### What you will do
Reproduce each line from the records that holds "Задачи".

# Start of Entries shown

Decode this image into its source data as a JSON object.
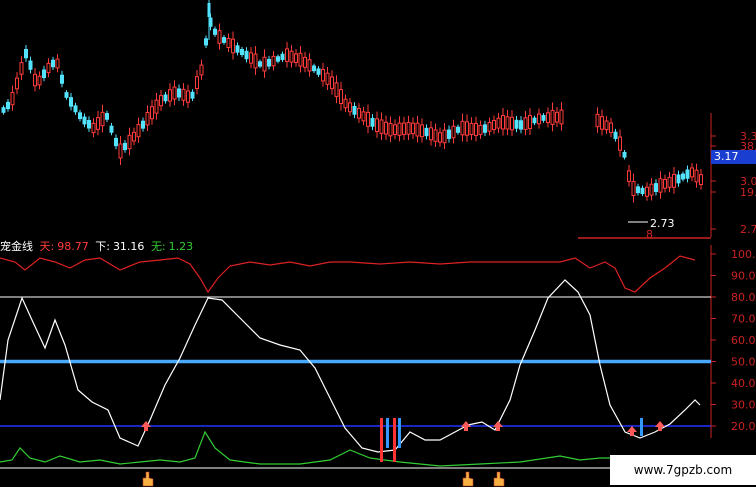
{
  "price_panel": {
    "axis_labels": [
      "3.35",
      "38.2%",
      "3.17",
      "3.02",
      "19.1%",
      "2.70"
    ],
    "current_price": "3.17",
    "low_annotation": "2.73",
    "low_marker": "8"
  },
  "indicator_panel": {
    "name": "宠金线",
    "legend": [
      {
        "key": "天:",
        "value": "98.77",
        "color": "#ff3b3b"
      },
      {
        "key": "下:",
        "value": "31.16",
        "color": "#ffffff"
      },
      {
        "key": "无:",
        "value": "1.23",
        "color": "#33cc33"
      }
    ],
    "axis_labels": [
      "100.00",
      "90.00",
      "80.00",
      "70.00",
      "60.00",
      "50.00",
      "40.00",
      "30.00",
      "20.00"
    ],
    "upper_level": 80,
    "middle_level": 50,
    "lower_level": 20
  },
  "watermark": "www.7gpzb.com",
  "colors": {
    "up": "#ff3b3b",
    "down": "#54e3ff",
    "axis": "#cc2222",
    "white_line": "#ffffff",
    "blue_band": "#4aa8ff",
    "low_band": "#2233ff",
    "green_line": "#33cc33",
    "red_line": "#dd2222"
  },
  "icons": {
    "buy_signal": "up-arrow-icon",
    "hand": "hand-pointer-icon"
  }
}
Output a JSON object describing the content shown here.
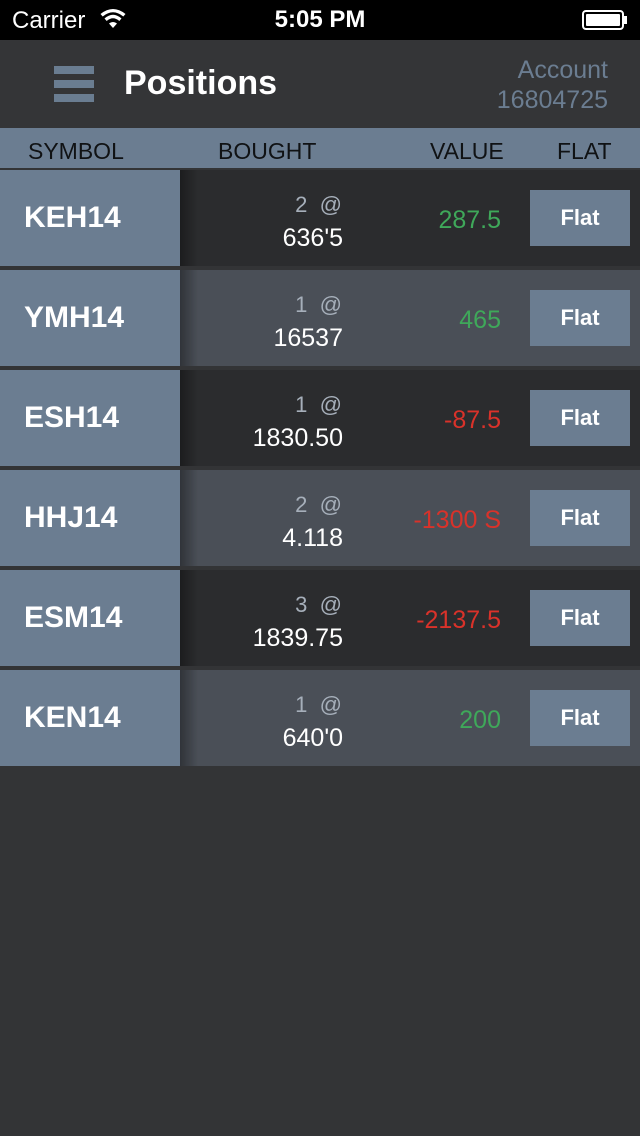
{
  "status_bar": {
    "carrier": "Carrier",
    "time": "5:05 PM"
  },
  "nav": {
    "title": "Positions",
    "account_label": "Account",
    "account_id": "16804725"
  },
  "columns": {
    "symbol": "SYMBOL",
    "bought": "BOUGHT",
    "value": "VALUE",
    "flat": "FLAT"
  },
  "colors": {
    "positive": "#3fa85a",
    "negative": "#d9322a",
    "accent": "#6b7d91"
  },
  "positions": [
    {
      "symbol": "KEH14",
      "qty": "2",
      "at": "@",
      "price": "636'5",
      "value": "287.5",
      "sign": "pos",
      "flat_label": "Flat"
    },
    {
      "symbol": "YMH14",
      "qty": "1",
      "at": "@",
      "price": "16537",
      "value": "465",
      "sign": "pos",
      "flat_label": "Flat"
    },
    {
      "symbol": "ESH14",
      "qty": "1",
      "at": "@",
      "price": "1830.50",
      "value": "-87.5",
      "sign": "neg",
      "flat_label": "Flat"
    },
    {
      "symbol": "HHJ14",
      "qty": "2",
      "at": "@",
      "price": "4.118",
      "value": "-1300 S",
      "sign": "neg",
      "flat_label": "Flat"
    },
    {
      "symbol": "ESM14",
      "qty": "3",
      "at": "@",
      "price": "1839.75",
      "value": "-2137.5",
      "sign": "neg",
      "flat_label": "Flat"
    },
    {
      "symbol": "KEN14",
      "qty": "1",
      "at": "@",
      "price": "640'0",
      "value": "200",
      "sign": "pos",
      "flat_label": "Flat"
    }
  ]
}
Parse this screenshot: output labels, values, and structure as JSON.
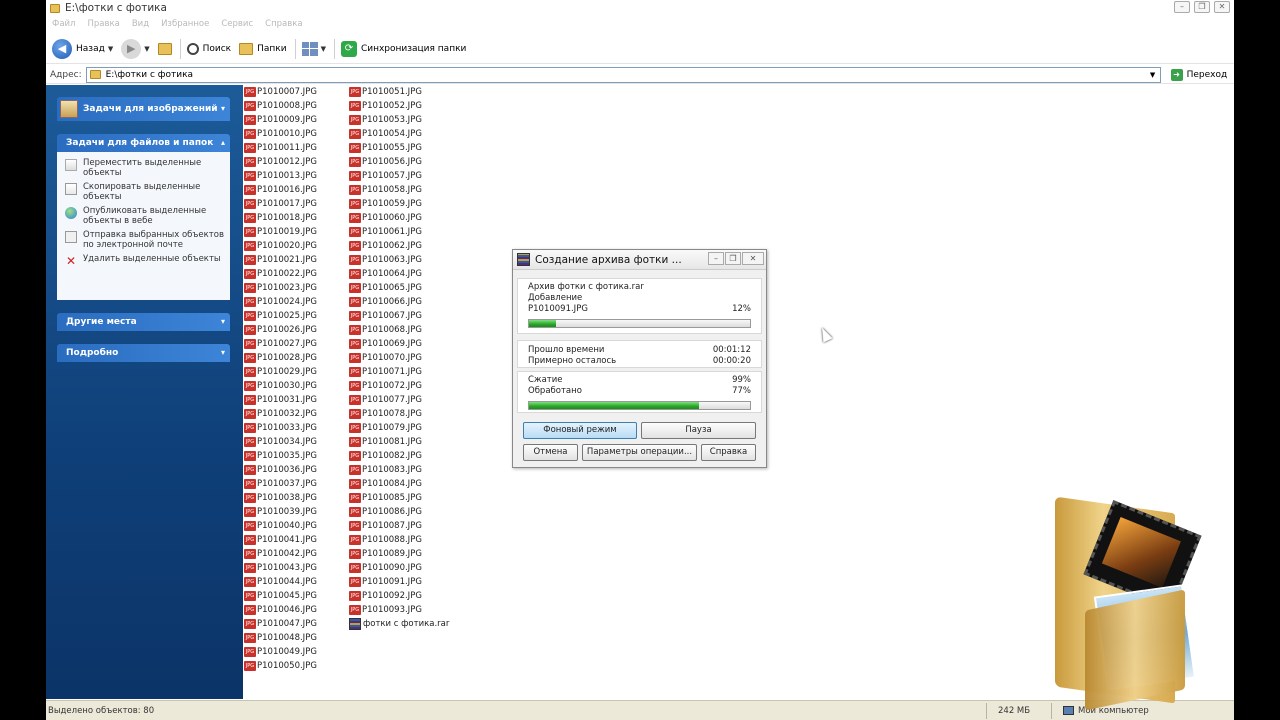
{
  "window": {
    "title": "E:\\фотки с фотика"
  },
  "menu": [
    "Файл",
    "Правка",
    "Вид",
    "Избранное",
    "Сервис",
    "Справка"
  ],
  "toolbar": {
    "back_label": "Назад",
    "search_label": "Поиск",
    "folders_label": "Папки",
    "sync_label": "Синхронизация папки"
  },
  "address": {
    "label": "Адрес:",
    "value": "E:\\фотки с фотика",
    "go_label": "Переход"
  },
  "taskpane": {
    "image_tasks": "Задачи для изображений",
    "file_tasks": "Задачи для файлов и папок",
    "tasks": [
      "Переместить выделенные объекты",
      "Скопировать выделенные объекты",
      "Опубликовать выделенные объекты в вебе",
      "Отправка выбранных объектов по электронной почте",
      "Удалить выделенные объекты"
    ],
    "other_places": "Другие места",
    "details": "Подробно"
  },
  "files": {
    "col1": [
      "P1010007.JPG",
      "P1010008.JPG",
      "P1010009.JPG",
      "P1010010.JPG",
      "P1010011.JPG",
      "P1010012.JPG",
      "P1010013.JPG",
      "P1010016.JPG",
      "P1010017.JPG",
      "P1010018.JPG",
      "P1010019.JPG",
      "P1010020.JPG",
      "P1010021.JPG",
      "P1010022.JPG",
      "P1010023.JPG",
      "P1010024.JPG",
      "P1010025.JPG",
      "P1010026.JPG",
      "P1010027.JPG",
      "P1010028.JPG",
      "P1010029.JPG",
      "P1010030.JPG",
      "P1010031.JPG",
      "P1010032.JPG",
      "P1010033.JPG",
      "P1010034.JPG",
      "P1010035.JPG",
      "P1010036.JPG",
      "P1010037.JPG",
      "P1010038.JPG",
      "P1010039.JPG",
      "P1010040.JPG",
      "P1010041.JPG",
      "P1010042.JPG",
      "P1010043.JPG",
      "P1010044.JPG",
      "P1010045.JPG",
      "P1010046.JPG",
      "P1010047.JPG",
      "P1010048.JPG",
      "P1010049.JPG",
      "P1010050.JPG"
    ],
    "col2": [
      "P1010051.JPG",
      "P1010052.JPG",
      "P1010053.JPG",
      "P1010054.JPG",
      "P1010055.JPG",
      "P1010056.JPG",
      "P1010057.JPG",
      "P1010058.JPG",
      "P1010059.JPG",
      "P1010060.JPG",
      "P1010061.JPG",
      "P1010062.JPG",
      "P1010063.JPG",
      "P1010064.JPG",
      "P1010065.JPG",
      "P1010066.JPG",
      "P1010067.JPG",
      "P1010068.JPG",
      "P1010069.JPG",
      "P1010070.JPG",
      "P1010071.JPG",
      "P1010072.JPG",
      "P1010077.JPG",
      "P1010078.JPG",
      "P1010079.JPG",
      "P1010081.JPG",
      "P1010082.JPG",
      "P1010083.JPG",
      "P1010084.JPG",
      "P1010085.JPG",
      "P1010086.JPG",
      "P1010087.JPG",
      "P1010088.JPG",
      "P1010089.JPG",
      "P1010090.JPG",
      "P1010091.JPG",
      "P1010092.JPG",
      "P1010093.JPG"
    ],
    "rar": "фотки с фотика.rar",
    "jpg_badge": "JPG"
  },
  "status": {
    "selected": "Выделено объектов: 80",
    "size": "242 МБ",
    "location": "Мой компьютер"
  },
  "dialog": {
    "title": "Создание архива фотки ...",
    "archive": "Архив фотки с фотика.rar",
    "action": "Добавление",
    "current_file": "P1010091.JPG",
    "file_percent": "12%",
    "file_progress": 0.12,
    "elapsed_label": "Прошло времени",
    "elapsed": "00:01:12",
    "remaining_label": "Примерно осталось",
    "remaining": "00:00:20",
    "ratio_label": "Сжатие",
    "ratio": "99%",
    "processed_label": "Обработано",
    "processed": "77%",
    "processed_progress": 0.77,
    "btn_background": "Фоновый режим",
    "btn_pause": "Пауза",
    "btn_cancel": "Отмена",
    "btn_params": "Параметры операции...",
    "btn_help": "Справка"
  }
}
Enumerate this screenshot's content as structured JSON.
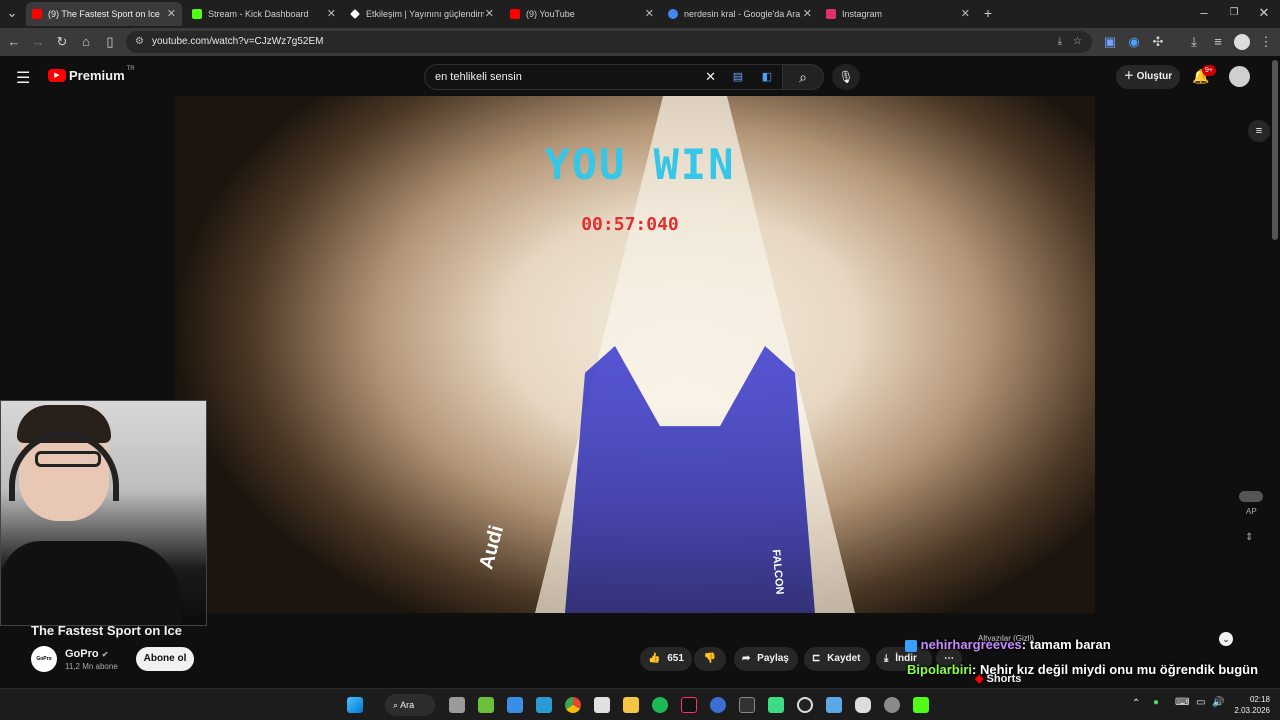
{
  "tabs": [
    {
      "title": "(9) The Fastest Sport on Ice",
      "color": "#ff0000",
      "active": true
    },
    {
      "title": "Stream - Kick Dashboard",
      "color": "#53fc18"
    },
    {
      "title": "Etkileşim | Yayınını güçlendirme",
      "color": "#ffffff"
    },
    {
      "title": "(9) YouTube",
      "color": "#ff0000"
    },
    {
      "title": "nerdesin kral - Google'da Ara",
      "color": "#4285f4"
    },
    {
      "title": "Instagram",
      "color": "#e1306c"
    }
  ],
  "address": "youtube.com/watch?v=CJzWz7g52EM",
  "youtube": {
    "logo": "Premium",
    "region": "TR",
    "search_query": "en tehlikeli sensin",
    "create_label": "Oluştur",
    "notif_count": "9+"
  },
  "video": {
    "overlay_text": "YOU WIN",
    "timer": "00:57:040",
    "brand_left": "Audi",
    "brand_right": "FALCON",
    "autoplay_label": "AP"
  },
  "meta": {
    "title": "The Fastest Sport on Ice",
    "channel": "GoPro",
    "subscribers": "11,2 Mn abone",
    "subscribe_label": "Abone ol",
    "likes": "651",
    "share_label": "Paylaş",
    "save_label": "Kaydet",
    "download_label": "İndir",
    "subtitles_label": "Altyazılar (Gizli)",
    "shorts_label": "Shorts"
  },
  "chat": [
    {
      "user": "nehirhargreeves",
      "message": ": tamam baran",
      "color": "#c78bff"
    },
    {
      "user": "Bipolarbiri",
      "message": ": Nehir kız değil miydi onu mu öğrendik bugün",
      "color": "#8cff4d"
    }
  ],
  "taskbar": {
    "search_label": "Ara",
    "time": "02:18",
    "date": "2.03.2026"
  }
}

# End of Entries shown

### Exercise solution
    "image_tasks": "Задачи для изображений",
    "file_tasks": "Задачи для файлов и папок",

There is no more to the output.